Give every line of the material again, exactly as written.

▶ Source records:
• • •

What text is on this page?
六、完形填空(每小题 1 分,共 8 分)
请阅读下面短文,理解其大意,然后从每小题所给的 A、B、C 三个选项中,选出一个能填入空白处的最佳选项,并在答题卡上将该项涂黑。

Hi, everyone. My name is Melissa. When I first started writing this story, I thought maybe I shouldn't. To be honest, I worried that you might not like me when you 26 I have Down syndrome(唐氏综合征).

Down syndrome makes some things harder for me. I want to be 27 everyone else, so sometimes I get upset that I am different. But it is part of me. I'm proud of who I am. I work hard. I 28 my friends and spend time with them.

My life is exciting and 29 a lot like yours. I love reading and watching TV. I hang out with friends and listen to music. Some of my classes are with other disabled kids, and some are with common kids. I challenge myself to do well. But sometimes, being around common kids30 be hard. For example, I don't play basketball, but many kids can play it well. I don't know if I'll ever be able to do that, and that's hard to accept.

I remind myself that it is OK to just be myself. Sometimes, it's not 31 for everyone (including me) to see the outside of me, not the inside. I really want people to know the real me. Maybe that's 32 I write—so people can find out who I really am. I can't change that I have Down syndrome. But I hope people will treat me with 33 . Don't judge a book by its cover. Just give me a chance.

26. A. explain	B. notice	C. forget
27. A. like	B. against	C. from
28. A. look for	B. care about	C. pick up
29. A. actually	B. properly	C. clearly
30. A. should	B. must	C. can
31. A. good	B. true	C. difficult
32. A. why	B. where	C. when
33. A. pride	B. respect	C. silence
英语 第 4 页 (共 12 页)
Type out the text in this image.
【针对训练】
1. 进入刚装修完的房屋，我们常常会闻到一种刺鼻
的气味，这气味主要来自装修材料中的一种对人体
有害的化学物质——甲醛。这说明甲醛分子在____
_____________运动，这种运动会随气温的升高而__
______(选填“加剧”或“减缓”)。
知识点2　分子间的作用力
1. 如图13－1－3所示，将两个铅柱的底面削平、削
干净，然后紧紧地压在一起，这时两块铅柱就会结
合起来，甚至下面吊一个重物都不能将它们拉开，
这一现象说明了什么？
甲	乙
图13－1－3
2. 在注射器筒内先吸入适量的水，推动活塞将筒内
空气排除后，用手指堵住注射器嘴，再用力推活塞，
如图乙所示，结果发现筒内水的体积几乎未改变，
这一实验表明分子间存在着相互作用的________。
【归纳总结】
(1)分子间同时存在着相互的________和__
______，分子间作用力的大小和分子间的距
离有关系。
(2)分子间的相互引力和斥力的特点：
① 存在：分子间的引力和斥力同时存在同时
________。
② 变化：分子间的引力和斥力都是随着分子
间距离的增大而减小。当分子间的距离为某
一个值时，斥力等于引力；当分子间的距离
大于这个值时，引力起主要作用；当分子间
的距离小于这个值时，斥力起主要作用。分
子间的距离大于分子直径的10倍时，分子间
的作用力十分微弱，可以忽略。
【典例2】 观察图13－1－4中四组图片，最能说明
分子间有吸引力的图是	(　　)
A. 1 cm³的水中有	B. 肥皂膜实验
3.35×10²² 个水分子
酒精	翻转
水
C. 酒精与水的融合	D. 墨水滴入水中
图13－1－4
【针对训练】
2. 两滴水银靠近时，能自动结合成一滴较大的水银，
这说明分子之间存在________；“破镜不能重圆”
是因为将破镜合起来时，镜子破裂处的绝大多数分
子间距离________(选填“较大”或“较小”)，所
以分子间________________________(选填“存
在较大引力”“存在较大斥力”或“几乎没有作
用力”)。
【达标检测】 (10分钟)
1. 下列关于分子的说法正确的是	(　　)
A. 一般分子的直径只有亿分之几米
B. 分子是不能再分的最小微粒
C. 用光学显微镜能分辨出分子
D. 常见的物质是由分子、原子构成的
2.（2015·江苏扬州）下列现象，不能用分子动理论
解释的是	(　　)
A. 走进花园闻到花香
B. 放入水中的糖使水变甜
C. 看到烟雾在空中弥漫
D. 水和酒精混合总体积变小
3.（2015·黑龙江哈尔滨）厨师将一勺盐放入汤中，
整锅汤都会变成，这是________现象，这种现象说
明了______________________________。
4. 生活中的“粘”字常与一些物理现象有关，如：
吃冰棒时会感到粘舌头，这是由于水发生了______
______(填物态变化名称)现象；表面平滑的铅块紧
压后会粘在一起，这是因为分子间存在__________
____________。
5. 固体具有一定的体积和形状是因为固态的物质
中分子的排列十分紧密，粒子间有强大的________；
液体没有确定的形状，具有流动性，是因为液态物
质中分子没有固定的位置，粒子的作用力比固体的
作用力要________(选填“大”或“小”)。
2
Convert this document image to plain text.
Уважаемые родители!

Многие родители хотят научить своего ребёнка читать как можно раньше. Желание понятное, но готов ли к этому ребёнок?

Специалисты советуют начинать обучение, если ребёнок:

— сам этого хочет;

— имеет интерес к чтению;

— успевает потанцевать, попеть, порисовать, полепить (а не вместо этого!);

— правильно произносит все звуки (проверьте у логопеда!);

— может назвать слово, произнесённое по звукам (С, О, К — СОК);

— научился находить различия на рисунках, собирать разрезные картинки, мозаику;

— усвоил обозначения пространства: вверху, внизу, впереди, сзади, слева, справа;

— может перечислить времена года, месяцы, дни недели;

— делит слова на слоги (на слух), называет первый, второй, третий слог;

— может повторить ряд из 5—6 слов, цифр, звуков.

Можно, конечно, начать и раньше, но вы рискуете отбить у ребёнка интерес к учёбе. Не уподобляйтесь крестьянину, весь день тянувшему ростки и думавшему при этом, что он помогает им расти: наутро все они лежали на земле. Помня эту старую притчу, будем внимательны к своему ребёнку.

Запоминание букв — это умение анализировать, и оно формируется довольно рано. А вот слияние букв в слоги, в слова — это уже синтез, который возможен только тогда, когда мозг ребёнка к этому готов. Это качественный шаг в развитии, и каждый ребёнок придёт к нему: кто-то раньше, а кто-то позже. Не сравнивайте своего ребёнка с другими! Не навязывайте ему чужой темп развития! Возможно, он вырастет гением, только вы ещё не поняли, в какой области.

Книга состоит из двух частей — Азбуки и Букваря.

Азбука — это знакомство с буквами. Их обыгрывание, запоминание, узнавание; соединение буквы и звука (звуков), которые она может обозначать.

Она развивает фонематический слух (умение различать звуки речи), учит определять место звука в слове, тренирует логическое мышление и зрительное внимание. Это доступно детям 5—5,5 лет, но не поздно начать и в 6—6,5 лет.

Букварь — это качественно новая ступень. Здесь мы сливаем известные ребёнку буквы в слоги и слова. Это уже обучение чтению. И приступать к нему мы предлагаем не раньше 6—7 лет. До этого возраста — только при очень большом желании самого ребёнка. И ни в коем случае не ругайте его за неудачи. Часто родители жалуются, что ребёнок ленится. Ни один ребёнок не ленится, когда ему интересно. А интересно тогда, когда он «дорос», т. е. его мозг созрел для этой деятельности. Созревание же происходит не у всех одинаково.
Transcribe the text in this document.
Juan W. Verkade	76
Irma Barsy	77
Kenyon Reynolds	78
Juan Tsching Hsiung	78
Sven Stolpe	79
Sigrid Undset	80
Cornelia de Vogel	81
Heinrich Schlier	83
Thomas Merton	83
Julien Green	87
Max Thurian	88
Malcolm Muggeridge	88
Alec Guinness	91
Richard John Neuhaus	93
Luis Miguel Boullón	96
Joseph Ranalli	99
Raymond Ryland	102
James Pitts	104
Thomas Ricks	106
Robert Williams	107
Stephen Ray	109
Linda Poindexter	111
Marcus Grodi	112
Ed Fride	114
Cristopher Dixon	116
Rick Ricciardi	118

• • •

▶ Solution to this exercise:
What text is on this page?
六、完形填空(每小题 1 分,共 8 分)
请阅读下面短文,理解其大意,然后从每小题所给的 A、B、C 三个选项中,选出一个能填入空白处的最佳选项,并在答题卡上将该项涂黑。

Hi, everyone. My name is Melissa. When I first started writing this story, I thought maybe I shouldn't. To be honest, I worried that you might not like me when you 26 I have Down syndrome(唐氏综合征).

Down syndrome makes some things harder for me. I want to be 27 everyone else, so sometimes I get upset that I am different. But it is part of me. I'm proud of who I am. I work hard. I 28 my friends and spend time with them.

My life is exciting and 29 a lot like yours. I love reading and watching TV. I hang out with friends and listen to music. Some of my classes are with other disabled kids, and some are with common kids. I challenge myself to do well. But sometimes, being around common kids30 be hard. For example, I don't play basketball, but many kids can play it well. I don't know if I'll ever be able to do that, and that's hard to accept.

I remind myself that it is OK to just be myself. Sometimes, it's not 31 for everyone (including me) to see the outside of me, not the inside. I really want people to know the real me. Maybe that's 32 I write—so people can find out who I really am. I can't change that I have Down syndrome. But I hope people will treat me with 33 . Don't judge a book by its cover. Just give me a chance.

26. A. explain	B. notice	C. forget
27. A. like	B. against	C. from
28. A. look for	B. care about	C. pick up
29. A. actually	B. properly	C. clearly
30. A. should	B. must	C. can
31. A. good	B. true	C. difficult
32. A. why	B. where	C. when
33. A. pride	B. respect	C. silence
英语 第 4 页 (共 12 页)
Type out the text in this image.
【针对训练】
1. 进入刚装修完的房屋，我们常常会闻到一种刺鼻
的气味，这气味主要来自装修材料中的一种对人体
有害的化学物质——甲醛。这说明甲醛分子在____
_____________运动，这种运动会随气温的升高而__
______(选填“加剧”或“减缓”)。
知识点2　分子间的作用力
1. 如图13－1－3所示，将两个铅柱的底面削平、削
干净，然后紧紧地压在一起，这时两块铅柱就会结
合起来，甚至下面吊一个重物都不能将它们拉开，
这一现象说明了什么？
甲	乙
图13－1－3
2. 在注射器筒内先吸入适量的水，推动活塞将筒内
空气排除后，用手指堵住注射器嘴，再用力推活塞，
如图乙所示，结果发现筒内水的体积几乎未改变，
这一实验表明分子间存在着相互作用的________。
【归纳总结】
(1)分子间同时存在着相互的________和__
______，分子间作用力的大小和分子间的距
离有关系。
(2)分子间的相互引力和斥力的特点：
① 存在：分子间的引力和斥力同时存在同时
________。
② 变化：分子间的引力和斥力都是随着分子
间距离的增大而减小。当分子间的距离为某
一个值时，斥力等于引力；当分子间的距离
大于这个值时，引力起主要作用；当分子间
的距离小于这个值时，斥力起主要作用。分
子间的距离大于分子直径的10倍时，分子间
的作用力十分微弱，可以忽略。
【典例2】 观察图13－1－4中四组图片，最能说明
分子间有吸引力的图是	(　　)
A. 1 cm³的水中有	B. 肥皂膜实验
3.35×10²² 个水分子
酒精	翻转
水
C. 酒精与水的融合	D. 墨水滴入水中
图13－1－4
【针对训练】
2. 两滴水银靠近时，能自动结合成一滴较大的水银，
这说明分子之间存在________；“破镜不能重圆”
是因为将破镜合起来时，镜子破裂处的绝大多数分
子间距离________(选填“较大”或“较小”)，所
以分子间________________________(选填“存
在较大引力”“存在较大斥力”或“几乎没有作
用力”)。
【达标检测】 (10分钟)
1. 下列关于分子的说法正确的是	(　　)
A. 一般分子的直径只有亿分之几米
B. 分子是不能再分的最小微粒
C. 用光学显微镜能分辨出分子
D. 常见的物质是由分子、原子构成的
2.（2015·江苏扬州）下列现象，不能用分子动理论
解释的是	(　　)
A. 走进花园闻到花香
B. 放入水中的糖使水变甜
C. 看到烟雾在空中弥漫
D. 水和酒精混合总体积变小
3.（2015·黑龙江哈尔滨）厨师将一勺盐放入汤中，
整锅汤都会变成，这是________现象，这种现象说
明了______________________________。
4. 生活中的“粘”字常与一些物理现象有关，如：
吃冰棒时会感到粘舌头，这是由于水发生了______
______(填物态变化名称)现象；表面平滑的铅块紧
压后会粘在一起，这是因为分子间存在__________
____________。
5. 固体具有一定的体积和形状是因为固态的物质
中分子的排列十分紧密，粒子间有强大的________；
液体没有确定的形状，具有流动性，是因为液态物
质中分子没有固定的位置，粒子的作用力比固体的
作用力要________(选填“大”或“小”)。
2
Convert this document image to plain text.
Уважаемые родители!

Многие родители хотят научить своего ребёнка читать как можно раньше. Желание понятное, но готов ли к этому ребёнок?

Специалисты советуют начинать обучение, если ребёнок:

— сам этого хочет;

— имеет интерес к чтению;

— успевает потанцевать, попеть, порисовать, полепить (а не вместо этого!);

— правильно произносит все звуки (проверьте у логопеда!);

— может назвать слово, произнесённое по звукам (С, О, К — СОК);

— научился находить различия на рисунках, собирать разрезные картинки, мозаику;

— усвоил обозначения пространства: вверху, внизу, впереди, сзади, слева, справа;

— может перечислить времена года, месяцы, дни недели;

— делит слова на слоги (на слух), называет первый, второй, третий слог;

— может повторить ряд из 5—6 слов, цифр, звуков.

Можно, конечно, начать и раньше, но вы рискуете отбить у ребёнка интерес к учёбе. Не уподобляйтесь крестьянину, весь день тянувшему ростки и думавшему при этом, что он помогает им расти: наутро все они лежали на земле. Помня эту старую притчу, будем внимательны к своему ребёнку.

Запоминание букв — это умение анализировать, и оно формируется довольно рано. А вот слияние букв в слоги, в слова — это уже синтез, который возможен только тогда, когда мозг ребёнка к этому готов. Это качественный шаг в развитии, и каждый ребёнок придёт к нему: кто-то раньше, а кто-то позже. Не сравнивайте своего ребёнка с другими! Не навязывайте ему чужой темп развития! Возможно, он вырастет гением, только вы ещё не поняли, в какой области.

Книга состоит из двух частей — Азбуки и Букваря.

Азбука — это знакомство с буквами. Их обыгрывание, запоминание, узнавание; соединение буквы и звука (звуков), которые она может обозначать.

Она развивает фонематический слух (умение различать звуки речи), учит определять место звука в слове, тренирует логическое мышление и зрительное внимание. Это доступно детям 5—5,5 лет, но не поздно начать и в 6—6,5 лет.

Букварь — это качественно новая ступень. Здесь мы сливаем известные ребёнку буквы в слоги и слова. Это уже обучение чтению. И приступать к нему мы предлагаем не раньше 6—7 лет. До этого возраста — только при очень большом желании самого ребёнка. И ни в коем случае не ругайте его за неудачи. Часто родители жалуются, что ребёнок ленится. Ни один ребёнок не ленится, когда ему интересно. А интересно тогда, когда он «дорос», т. е. его мозг созрел для этой деятельности. Созревание же происходит не у всех одинаково.
Transcribe the text in this document.
Juan W. Verkade	76
Irma Barsy	77
Kenyon Reynolds	78
Juan Tsching Hsiung	78
Sven Stolpe	79
Sigrid Undset	80
Cornelia de Vogel	81
Heinrich Schlier	83
Thomas Merton	83
Julien Green	87
Max Thurian	88
Malcolm Muggeridge	88
Alec Guinness	91
Richard John Neuhaus	93
Luis Miguel Boullón	96
Joseph Ranalli	99
Raymond Ryland	102
James Pitts	104
Thomas Ricks	106
Robert Williams	107
Stephen Ray	109
Linda Poindexter	111
Marcus Grodi	112
Ed Fride	114
Cristopher Dixon	116
Rick Ricciardi	118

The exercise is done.